# Task statement:
Transcribe the records exactly. Pictures do not belong in the transcription.

** START OF Rows **

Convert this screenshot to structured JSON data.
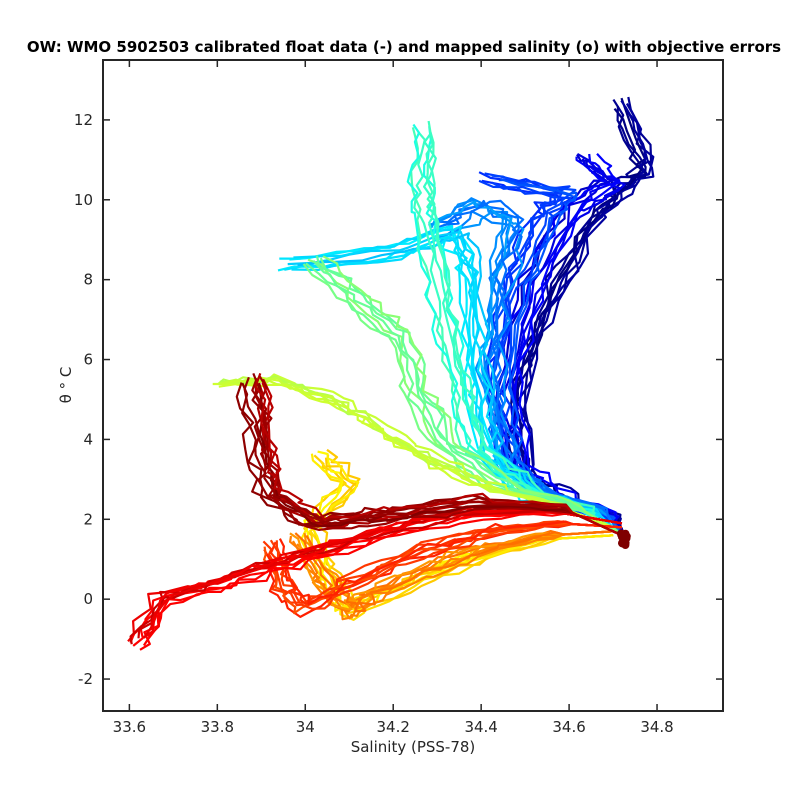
{
  "chart_data": {
    "type": "line",
    "title": "OW: WMO 5902503 calibrated float data (-) and mapped salinity (o) with objective errors",
    "xlabel": "Salinity (PSS-78)",
    "ylabel": "θ ° C",
    "xlim": [
      33.54,
      34.95
    ],
    "ylim": [
      -2.8,
      13.5
    ],
    "xticks": [
      33.6,
      33.8,
      34,
      34.2,
      34.4,
      34.6,
      34.8
    ],
    "yticks": [
      -2,
      0,
      2,
      4,
      6,
      8,
      10,
      12
    ],
    "xtick_labels": [
      "33.6",
      "33.8",
      "34",
      "34.2",
      "34.4",
      "34.6",
      "34.8"
    ],
    "ytick_labels": [
      "-2",
      "0",
      "2",
      "4",
      "6",
      "8",
      "10",
      "12"
    ],
    "grid": false,
    "colormap": "jet",
    "colormap_stops": [
      "#00007f",
      "#0000ff",
      "#007fff",
      "#00ffff",
      "#7fff7f",
      "#ffff00",
      "#ff7f00",
      "#ff0000",
      "#7f0000"
    ],
    "series_groups": [
      {
        "color_index": 0.02,
        "count": 8,
        "path": [
          [
            34.73,
            1.5
          ],
          [
            34.71,
            2.0
          ],
          [
            34.6,
            2.4
          ],
          [
            34.5,
            3.0
          ],
          [
            34.48,
            5.0
          ],
          [
            34.56,
            7.5
          ],
          [
            34.66,
            9.5
          ],
          [
            34.73,
            10.3
          ],
          [
            34.78,
            10.8
          ],
          [
            34.72,
            12.4
          ]
        ]
      },
      {
        "color_index": 0.1,
        "count": 8,
        "path": [
          [
            34.73,
            1.5
          ],
          [
            34.7,
            2.1
          ],
          [
            34.58,
            2.5
          ],
          [
            34.49,
            3.2
          ],
          [
            34.46,
            5.2
          ],
          [
            34.52,
            7.8
          ],
          [
            34.62,
            9.8
          ],
          [
            34.7,
            10.4
          ],
          [
            34.64,
            11.0
          ]
        ]
      },
      {
        "color_index": 0.18,
        "count": 8,
        "path": [
          [
            34.73,
            1.5
          ],
          [
            34.69,
            2.1
          ],
          [
            34.56,
            2.5
          ],
          [
            34.47,
            3.3
          ],
          [
            34.44,
            5.4
          ],
          [
            34.48,
            8.0
          ],
          [
            34.55,
            9.7
          ],
          [
            34.6,
            10.2
          ],
          [
            34.42,
            10.6
          ]
        ]
      },
      {
        "color_index": 0.26,
        "count": 8,
        "path": [
          [
            34.72,
            1.6
          ],
          [
            34.68,
            2.2
          ],
          [
            34.54,
            2.6
          ],
          [
            34.45,
            3.5
          ],
          [
            34.42,
            5.6
          ],
          [
            34.44,
            8.0
          ],
          [
            34.48,
            9.4
          ],
          [
            34.4,
            9.8
          ],
          [
            34.3,
            9.2
          ]
        ]
      },
      {
        "color_index": 0.34,
        "count": 8,
        "path": [
          [
            34.72,
            1.6
          ],
          [
            34.66,
            2.2
          ],
          [
            34.52,
            2.6
          ],
          [
            34.42,
            3.6
          ],
          [
            34.39,
            5.8
          ],
          [
            34.38,
            8.2
          ],
          [
            34.34,
            9.2
          ],
          [
            34.2,
            8.7
          ],
          [
            33.96,
            8.4
          ]
        ]
      },
      {
        "color_index": 0.42,
        "count": 7,
        "path": [
          [
            34.71,
            1.7
          ],
          [
            34.64,
            2.2
          ],
          [
            34.5,
            2.7
          ],
          [
            34.38,
            3.8
          ],
          [
            34.34,
            5.6
          ],
          [
            34.3,
            7.5
          ],
          [
            34.27,
            9.5
          ],
          [
            34.26,
            10.5
          ],
          [
            34.26,
            11.8
          ]
        ]
      },
      {
        "color_index": 0.5,
        "count": 7,
        "path": [
          [
            34.71,
            1.7
          ],
          [
            34.62,
            2.3
          ],
          [
            34.46,
            2.8
          ],
          [
            34.32,
            3.9
          ],
          [
            34.26,
            5.2
          ],
          [
            34.22,
            6.6
          ],
          [
            34.12,
            7.5
          ],
          [
            34.02,
            8.5
          ]
        ]
      },
      {
        "color_index": 0.58,
        "count": 7,
        "path": [
          [
            34.7,
            1.8
          ],
          [
            34.58,
            2.3
          ],
          [
            34.42,
            2.7
          ],
          [
            34.26,
            3.5
          ],
          [
            34.16,
            4.2
          ],
          [
            34.06,
            4.9
          ],
          [
            33.92,
            5.4
          ],
          [
            33.8,
            5.3
          ]
        ]
      },
      {
        "color_index": 0.66,
        "count": 7,
        "path": [
          [
            34.7,
            1.6
          ],
          [
            34.55,
            1.5
          ],
          [
            34.38,
            1.0
          ],
          [
            34.22,
            0.3
          ],
          [
            34.1,
            -0.3
          ],
          [
            34.06,
            0.5
          ],
          [
            34.02,
            1.8
          ],
          [
            34.1,
            2.9
          ],
          [
            34.04,
            3.6
          ]
        ]
      },
      {
        "color_index": 0.74,
        "count": 7,
        "path": [
          [
            34.7,
            1.7
          ],
          [
            34.56,
            1.6
          ],
          [
            34.4,
            1.2
          ],
          [
            34.26,
            0.6
          ],
          [
            34.14,
            0.0
          ],
          [
            34.1,
            -0.4
          ],
          [
            34.04,
            0.4
          ],
          [
            33.98,
            1.5
          ]
        ]
      },
      {
        "color_index": 0.82,
        "count": 8,
        "path": [
          [
            34.72,
            1.8
          ],
          [
            34.58,
            1.9
          ],
          [
            34.42,
            1.7
          ],
          [
            34.26,
            1.2
          ],
          [
            34.1,
            0.4
          ],
          [
            34.0,
            -0.2
          ],
          [
            33.94,
            0.4
          ],
          [
            33.92,
            1.4
          ]
        ]
      },
      {
        "color_index": 0.9,
        "count": 10,
        "path": [
          [
            34.72,
            1.9
          ],
          [
            34.56,
            2.2
          ],
          [
            34.36,
            2.1
          ],
          [
            34.16,
            1.6
          ],
          [
            33.98,
            1.0
          ],
          [
            33.84,
            0.5
          ],
          [
            33.68,
            0.0
          ],
          [
            33.62,
            -1.1
          ]
        ]
      },
      {
        "color_index": 0.97,
        "count": 12,
        "path": [
          [
            34.72,
            1.6
          ],
          [
            34.58,
            2.3
          ],
          [
            34.38,
            2.4
          ],
          [
            34.18,
            2.1
          ],
          [
            34.02,
            1.9
          ],
          [
            33.92,
            2.6
          ],
          [
            33.9,
            3.8
          ],
          [
            33.88,
            5.5
          ]
        ]
      }
    ],
    "mapped_salinity_marker": {
      "x": 34.725,
      "y": 1.5,
      "color": "#7f0000"
    }
  }
}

** END OF Rows **

# Response:
Convert this screenshot to structured JSON data.
{
  "chart_data": {
    "type": "line",
    "title": "OW: WMO 5902503 calibrated float data (-) and mapped salinity (o) with objective errors",
    "xlabel": "Salinity (PSS-78)",
    "ylabel": "θ ° C",
    "xlim": [
      33.54,
      34.95
    ],
    "ylim": [
      -2.8,
      13.5
    ],
    "xticks": [
      33.6,
      33.8,
      34,
      34.2,
      34.4,
      34.6,
      34.8
    ],
    "yticks": [
      -2,
      0,
      2,
      4,
      6,
      8,
      10,
      12
    ],
    "xtick_labels": [
      "33.6",
      "33.8",
      "34",
      "34.2",
      "34.4",
      "34.6",
      "34.8"
    ],
    "ytick_labels": [
      "-2",
      "0",
      "2",
      "4",
      "6",
      "8",
      "10",
      "12"
    ],
    "grid": false,
    "colormap": "jet",
    "colormap_stops": [
      "#00007f",
      "#0000ff",
      "#007fff",
      "#00ffff",
      "#7fff7f",
      "#ffff00",
      "#ff7f00",
      "#ff0000",
      "#7f0000"
    ],
    "series_groups": [
      {
        "color_index": 0.02,
        "count": 8,
        "path": [
          [
            34.73,
            1.5
          ],
          [
            34.71,
            2.0
          ],
          [
            34.6,
            2.4
          ],
          [
            34.5,
            3.0
          ],
          [
            34.48,
            5.0
          ],
          [
            34.56,
            7.5
          ],
          [
            34.66,
            9.5
          ],
          [
            34.73,
            10.3
          ],
          [
            34.78,
            10.8
          ],
          [
            34.72,
            12.4
          ]
        ]
      },
      {
        "color_index": 0.1,
        "count": 8,
        "path": [
          [
            34.73,
            1.5
          ],
          [
            34.7,
            2.1
          ],
          [
            34.58,
            2.5
          ],
          [
            34.49,
            3.2
          ],
          [
            34.46,
            5.2
          ],
          [
            34.52,
            7.8
          ],
          [
            34.62,
            9.8
          ],
          [
            34.7,
            10.4
          ],
          [
            34.64,
            11.0
          ]
        ]
      },
      {
        "color_index": 0.18,
        "count": 8,
        "path": [
          [
            34.73,
            1.5
          ],
          [
            34.69,
            2.1
          ],
          [
            34.56,
            2.5
          ],
          [
            34.47,
            3.3
          ],
          [
            34.44,
            5.4
          ],
          [
            34.48,
            8.0
          ],
          [
            34.55,
            9.7
          ],
          [
            34.6,
            10.2
          ],
          [
            34.42,
            10.6
          ]
        ]
      },
      {
        "color_index": 0.26,
        "count": 8,
        "path": [
          [
            34.72,
            1.6
          ],
          [
            34.68,
            2.2
          ],
          [
            34.54,
            2.6
          ],
          [
            34.45,
            3.5
          ],
          [
            34.42,
            5.6
          ],
          [
            34.44,
            8.0
          ],
          [
            34.48,
            9.4
          ],
          [
            34.4,
            9.8
          ],
          [
            34.3,
            9.2
          ]
        ]
      },
      {
        "color_index": 0.34,
        "count": 8,
        "path": [
          [
            34.72,
            1.6
          ],
          [
            34.66,
            2.2
          ],
          [
            34.52,
            2.6
          ],
          [
            34.42,
            3.6
          ],
          [
            34.39,
            5.8
          ],
          [
            34.38,
            8.2
          ],
          [
            34.34,
            9.2
          ],
          [
            34.2,
            8.7
          ],
          [
            33.96,
            8.4
          ]
        ]
      },
      {
        "color_index": 0.42,
        "count": 7,
        "path": [
          [
            34.71,
            1.7
          ],
          [
            34.64,
            2.2
          ],
          [
            34.5,
            2.7
          ],
          [
            34.38,
            3.8
          ],
          [
            34.34,
            5.6
          ],
          [
            34.3,
            7.5
          ],
          [
            34.27,
            9.5
          ],
          [
            34.26,
            10.5
          ],
          [
            34.26,
            11.8
          ]
        ]
      },
      {
        "color_index": 0.5,
        "count": 7,
        "path": [
          [
            34.71,
            1.7
          ],
          [
            34.62,
            2.3
          ],
          [
            34.46,
            2.8
          ],
          [
            34.32,
            3.9
          ],
          [
            34.26,
            5.2
          ],
          [
            34.22,
            6.6
          ],
          [
            34.12,
            7.5
          ],
          [
            34.02,
            8.5
          ]
        ]
      },
      {
        "color_index": 0.58,
        "count": 7,
        "path": [
          [
            34.7,
            1.8
          ],
          [
            34.58,
            2.3
          ],
          [
            34.42,
            2.7
          ],
          [
            34.26,
            3.5
          ],
          [
            34.16,
            4.2
          ],
          [
            34.06,
            4.9
          ],
          [
            33.92,
            5.4
          ],
          [
            33.8,
            5.3
          ]
        ]
      },
      {
        "color_index": 0.66,
        "count": 7,
        "path": [
          [
            34.7,
            1.6
          ],
          [
            34.55,
            1.5
          ],
          [
            34.38,
            1.0
          ],
          [
            34.22,
            0.3
          ],
          [
            34.1,
            -0.3
          ],
          [
            34.06,
            0.5
          ],
          [
            34.02,
            1.8
          ],
          [
            34.1,
            2.9
          ],
          [
            34.04,
            3.6
          ]
        ]
      },
      {
        "color_index": 0.74,
        "count": 7,
        "path": [
          [
            34.7,
            1.7
          ],
          [
            34.56,
            1.6
          ],
          [
            34.4,
            1.2
          ],
          [
            34.26,
            0.6
          ],
          [
            34.14,
            0.0
          ],
          [
            34.1,
            -0.4
          ],
          [
            34.04,
            0.4
          ],
          [
            33.98,
            1.5
          ]
        ]
      },
      {
        "color_index": 0.82,
        "count": 8,
        "path": [
          [
            34.72,
            1.8
          ],
          [
            34.58,
            1.9
          ],
          [
            34.42,
            1.7
          ],
          [
            34.26,
            1.2
          ],
          [
            34.1,
            0.4
          ],
          [
            34.0,
            -0.2
          ],
          [
            33.94,
            0.4
          ],
          [
            33.92,
            1.4
          ]
        ]
      },
      {
        "color_index": 0.9,
        "count": 10,
        "path": [
          [
            34.72,
            1.9
          ],
          [
            34.56,
            2.2
          ],
          [
            34.36,
            2.1
          ],
          [
            34.16,
            1.6
          ],
          [
            33.98,
            1.0
          ],
          [
            33.84,
            0.5
          ],
          [
            33.68,
            0.0
          ],
          [
            33.62,
            -1.1
          ]
        ]
      },
      {
        "color_index": 0.97,
        "count": 12,
        "path": [
          [
            34.72,
            1.6
          ],
          [
            34.58,
            2.3
          ],
          [
            34.38,
            2.4
          ],
          [
            34.18,
            2.1
          ],
          [
            34.02,
            1.9
          ],
          [
            33.92,
            2.6
          ],
          [
            33.9,
            3.8
          ],
          [
            33.88,
            5.5
          ]
        ]
      }
    ],
    "mapped_salinity_marker": {
      "x": 34.725,
      "y": 1.5,
      "color": "#7f0000"
    }
  }
}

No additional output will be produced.